DATA SUPPLIED
———

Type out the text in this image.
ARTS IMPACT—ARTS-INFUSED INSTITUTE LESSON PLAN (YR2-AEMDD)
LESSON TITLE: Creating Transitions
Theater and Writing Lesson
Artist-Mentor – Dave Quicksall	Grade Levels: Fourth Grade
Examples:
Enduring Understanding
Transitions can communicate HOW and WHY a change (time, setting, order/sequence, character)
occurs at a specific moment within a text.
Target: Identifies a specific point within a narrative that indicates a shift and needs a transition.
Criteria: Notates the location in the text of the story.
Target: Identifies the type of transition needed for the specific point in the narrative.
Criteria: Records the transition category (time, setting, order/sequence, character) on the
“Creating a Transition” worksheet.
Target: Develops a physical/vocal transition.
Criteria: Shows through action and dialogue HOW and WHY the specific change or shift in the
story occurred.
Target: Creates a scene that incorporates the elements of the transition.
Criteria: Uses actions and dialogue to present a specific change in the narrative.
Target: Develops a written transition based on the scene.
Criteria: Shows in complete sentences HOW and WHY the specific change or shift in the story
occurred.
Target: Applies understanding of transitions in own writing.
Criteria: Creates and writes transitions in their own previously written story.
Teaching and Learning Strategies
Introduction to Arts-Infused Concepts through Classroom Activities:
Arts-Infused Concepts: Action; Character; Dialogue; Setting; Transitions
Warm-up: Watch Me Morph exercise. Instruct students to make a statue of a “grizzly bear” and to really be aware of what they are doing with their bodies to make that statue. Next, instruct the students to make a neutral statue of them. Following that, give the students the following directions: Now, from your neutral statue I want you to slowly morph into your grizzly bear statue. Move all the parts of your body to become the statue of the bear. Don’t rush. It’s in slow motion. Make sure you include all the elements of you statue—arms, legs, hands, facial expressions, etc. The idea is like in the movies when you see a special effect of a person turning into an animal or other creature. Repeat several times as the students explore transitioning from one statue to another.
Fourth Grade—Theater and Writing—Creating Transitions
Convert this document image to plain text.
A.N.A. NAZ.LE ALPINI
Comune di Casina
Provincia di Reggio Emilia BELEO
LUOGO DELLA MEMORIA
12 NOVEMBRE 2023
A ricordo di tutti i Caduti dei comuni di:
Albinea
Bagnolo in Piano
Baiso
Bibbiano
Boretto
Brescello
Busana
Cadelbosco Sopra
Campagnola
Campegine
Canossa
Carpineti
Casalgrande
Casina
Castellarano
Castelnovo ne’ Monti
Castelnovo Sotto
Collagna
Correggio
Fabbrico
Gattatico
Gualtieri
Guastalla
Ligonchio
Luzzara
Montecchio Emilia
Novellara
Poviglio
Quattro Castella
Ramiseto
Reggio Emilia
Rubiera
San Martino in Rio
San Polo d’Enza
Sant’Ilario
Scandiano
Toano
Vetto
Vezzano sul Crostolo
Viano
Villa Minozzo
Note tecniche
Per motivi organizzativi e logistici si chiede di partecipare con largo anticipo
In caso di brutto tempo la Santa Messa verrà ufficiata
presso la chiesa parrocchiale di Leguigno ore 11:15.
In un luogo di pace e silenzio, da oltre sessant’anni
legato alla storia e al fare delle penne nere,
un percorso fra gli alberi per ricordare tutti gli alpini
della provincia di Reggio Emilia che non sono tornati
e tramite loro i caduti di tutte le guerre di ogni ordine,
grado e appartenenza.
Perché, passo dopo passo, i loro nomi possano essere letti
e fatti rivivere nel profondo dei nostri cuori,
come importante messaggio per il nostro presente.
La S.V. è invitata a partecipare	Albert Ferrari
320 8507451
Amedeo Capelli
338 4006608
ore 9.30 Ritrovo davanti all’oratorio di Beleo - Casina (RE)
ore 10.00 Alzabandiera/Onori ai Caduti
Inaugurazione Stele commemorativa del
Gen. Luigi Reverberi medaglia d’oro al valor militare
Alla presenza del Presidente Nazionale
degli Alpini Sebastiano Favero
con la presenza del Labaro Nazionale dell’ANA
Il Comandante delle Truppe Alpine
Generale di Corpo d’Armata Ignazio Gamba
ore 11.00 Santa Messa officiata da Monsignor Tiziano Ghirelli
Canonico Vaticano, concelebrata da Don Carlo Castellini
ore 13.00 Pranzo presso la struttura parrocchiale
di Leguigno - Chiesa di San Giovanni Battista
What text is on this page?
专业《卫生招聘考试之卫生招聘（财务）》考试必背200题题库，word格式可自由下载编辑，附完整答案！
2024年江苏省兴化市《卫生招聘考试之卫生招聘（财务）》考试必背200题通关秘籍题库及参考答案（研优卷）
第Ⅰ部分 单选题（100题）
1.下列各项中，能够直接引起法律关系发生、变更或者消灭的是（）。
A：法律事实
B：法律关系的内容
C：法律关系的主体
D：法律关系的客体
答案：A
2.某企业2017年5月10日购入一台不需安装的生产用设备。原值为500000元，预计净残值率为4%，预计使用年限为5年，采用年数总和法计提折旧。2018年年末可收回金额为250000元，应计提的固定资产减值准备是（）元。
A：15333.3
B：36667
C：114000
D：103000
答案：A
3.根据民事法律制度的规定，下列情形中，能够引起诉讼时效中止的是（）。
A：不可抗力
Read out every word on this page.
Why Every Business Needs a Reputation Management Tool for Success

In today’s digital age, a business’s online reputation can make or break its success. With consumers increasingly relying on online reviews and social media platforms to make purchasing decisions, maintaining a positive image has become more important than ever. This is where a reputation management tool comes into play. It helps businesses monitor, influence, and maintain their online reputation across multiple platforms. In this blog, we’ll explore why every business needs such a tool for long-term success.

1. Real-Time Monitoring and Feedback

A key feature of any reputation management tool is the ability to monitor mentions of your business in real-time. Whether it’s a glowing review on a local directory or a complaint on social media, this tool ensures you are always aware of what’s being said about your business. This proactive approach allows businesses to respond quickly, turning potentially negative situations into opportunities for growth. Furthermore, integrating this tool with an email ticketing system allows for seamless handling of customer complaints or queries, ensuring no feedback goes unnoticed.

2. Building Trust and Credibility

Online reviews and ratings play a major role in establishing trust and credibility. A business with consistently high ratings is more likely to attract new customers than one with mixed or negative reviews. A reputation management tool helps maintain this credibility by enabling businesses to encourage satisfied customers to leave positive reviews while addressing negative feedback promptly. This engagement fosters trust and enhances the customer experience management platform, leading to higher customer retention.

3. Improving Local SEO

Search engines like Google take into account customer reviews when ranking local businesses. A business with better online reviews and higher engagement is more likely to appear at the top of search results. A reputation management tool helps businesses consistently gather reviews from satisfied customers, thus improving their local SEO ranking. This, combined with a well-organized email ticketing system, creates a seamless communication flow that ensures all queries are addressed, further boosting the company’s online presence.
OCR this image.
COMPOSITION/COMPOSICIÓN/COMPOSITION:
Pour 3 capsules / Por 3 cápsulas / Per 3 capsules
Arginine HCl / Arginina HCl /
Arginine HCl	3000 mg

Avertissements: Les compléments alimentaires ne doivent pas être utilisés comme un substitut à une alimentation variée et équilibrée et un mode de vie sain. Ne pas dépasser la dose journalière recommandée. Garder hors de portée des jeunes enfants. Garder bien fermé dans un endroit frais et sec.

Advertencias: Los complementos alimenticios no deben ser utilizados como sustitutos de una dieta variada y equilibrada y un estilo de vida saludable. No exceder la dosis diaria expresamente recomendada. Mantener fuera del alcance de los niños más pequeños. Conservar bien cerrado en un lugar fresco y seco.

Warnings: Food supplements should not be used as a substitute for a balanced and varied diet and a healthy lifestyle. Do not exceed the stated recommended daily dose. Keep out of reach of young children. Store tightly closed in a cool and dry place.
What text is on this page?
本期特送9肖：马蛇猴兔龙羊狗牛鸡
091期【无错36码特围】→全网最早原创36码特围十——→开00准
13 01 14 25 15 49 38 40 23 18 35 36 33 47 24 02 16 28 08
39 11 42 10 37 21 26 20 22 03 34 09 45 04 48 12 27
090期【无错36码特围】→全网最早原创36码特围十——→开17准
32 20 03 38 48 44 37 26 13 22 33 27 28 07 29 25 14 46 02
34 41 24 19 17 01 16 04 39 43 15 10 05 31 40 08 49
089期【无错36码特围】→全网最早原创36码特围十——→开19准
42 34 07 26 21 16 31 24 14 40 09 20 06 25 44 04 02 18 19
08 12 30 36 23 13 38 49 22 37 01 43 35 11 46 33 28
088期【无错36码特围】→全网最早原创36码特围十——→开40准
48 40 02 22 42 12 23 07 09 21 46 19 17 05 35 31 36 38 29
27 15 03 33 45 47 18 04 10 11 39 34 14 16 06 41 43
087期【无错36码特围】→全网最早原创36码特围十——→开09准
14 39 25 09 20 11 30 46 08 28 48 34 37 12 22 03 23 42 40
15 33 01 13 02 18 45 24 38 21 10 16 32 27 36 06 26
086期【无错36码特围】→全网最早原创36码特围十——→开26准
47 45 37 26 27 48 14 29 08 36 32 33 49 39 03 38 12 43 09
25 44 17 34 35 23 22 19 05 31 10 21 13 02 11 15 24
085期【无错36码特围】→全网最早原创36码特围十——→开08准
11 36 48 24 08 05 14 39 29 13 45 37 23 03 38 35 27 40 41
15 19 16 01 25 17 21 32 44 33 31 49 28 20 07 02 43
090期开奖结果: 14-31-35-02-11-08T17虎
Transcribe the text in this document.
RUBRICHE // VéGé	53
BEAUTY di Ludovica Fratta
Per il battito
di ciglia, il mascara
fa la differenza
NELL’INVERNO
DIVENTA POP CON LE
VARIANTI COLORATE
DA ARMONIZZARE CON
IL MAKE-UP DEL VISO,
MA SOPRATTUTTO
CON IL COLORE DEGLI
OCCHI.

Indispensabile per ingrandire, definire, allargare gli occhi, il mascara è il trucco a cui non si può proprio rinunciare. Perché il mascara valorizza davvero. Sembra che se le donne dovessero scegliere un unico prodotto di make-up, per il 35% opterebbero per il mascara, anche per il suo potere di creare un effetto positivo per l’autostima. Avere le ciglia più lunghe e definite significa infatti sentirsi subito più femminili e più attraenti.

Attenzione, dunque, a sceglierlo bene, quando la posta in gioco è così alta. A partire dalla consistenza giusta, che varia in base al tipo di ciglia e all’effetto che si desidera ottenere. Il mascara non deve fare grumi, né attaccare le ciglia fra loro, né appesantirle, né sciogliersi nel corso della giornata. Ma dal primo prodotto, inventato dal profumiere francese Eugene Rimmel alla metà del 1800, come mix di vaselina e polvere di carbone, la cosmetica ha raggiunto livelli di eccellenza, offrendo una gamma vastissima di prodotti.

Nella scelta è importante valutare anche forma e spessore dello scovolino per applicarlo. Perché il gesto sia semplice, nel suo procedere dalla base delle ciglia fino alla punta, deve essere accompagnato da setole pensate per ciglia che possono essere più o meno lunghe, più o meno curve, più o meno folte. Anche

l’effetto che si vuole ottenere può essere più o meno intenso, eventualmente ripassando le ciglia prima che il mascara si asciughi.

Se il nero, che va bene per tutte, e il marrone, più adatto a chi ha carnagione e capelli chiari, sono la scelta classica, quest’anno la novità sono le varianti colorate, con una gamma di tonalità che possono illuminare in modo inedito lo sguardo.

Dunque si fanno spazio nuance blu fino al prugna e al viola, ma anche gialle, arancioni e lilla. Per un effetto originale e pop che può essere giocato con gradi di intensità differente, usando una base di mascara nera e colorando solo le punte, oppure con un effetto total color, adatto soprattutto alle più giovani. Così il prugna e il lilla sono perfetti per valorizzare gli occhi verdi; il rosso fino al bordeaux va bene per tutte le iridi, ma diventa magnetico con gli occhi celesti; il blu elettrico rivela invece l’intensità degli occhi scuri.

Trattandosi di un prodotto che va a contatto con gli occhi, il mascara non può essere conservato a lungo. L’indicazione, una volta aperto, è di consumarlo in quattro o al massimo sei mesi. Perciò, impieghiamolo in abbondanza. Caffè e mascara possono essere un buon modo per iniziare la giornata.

———

INSTRUCTION
Show all lines in the entries above where the word "that" appears.

THE COMPLETED TASK
Target: Identifies a specific point within a narrative that indicates a shift and needs a transition.
Target: Creates a scene that incorporates the elements of the transition.
Warm-up: Watch Me Morph exercise. Instruct students to make a statue of a “grizzly bear” and to really be aware of what they are doing with their bodies to make that statue. Next, instruct the students to make a neutral statue of them. Following that, give the students the following directions: Now, from your neutral statue I want you to slowly morph into your grizzly bear statue. Move all the parts of your body to become the statue of the bear. Don’t rush. It’s in slow motion. Make sure you include all the elements of you statue—arms, legs, hands, facial expressions, etc. The idea is like in the movies when you see a special effect of a person turning into an animal or other creature. Repeat several times as the students explore transitioning from one statue to another.
Search engines like Google take into account customer reviews when ranking local businesses. A business with better online reviews and higher engagement is more likely to appear at the top of search results. A reputation management tool helps businesses consistently gather reviews from satisfied customers, thus improving their local SEO ranking. This, combined with a well-organized email ticketing system, creates a seamless communication flow that ensures all queries are addressed, further boosting the company’s online presence.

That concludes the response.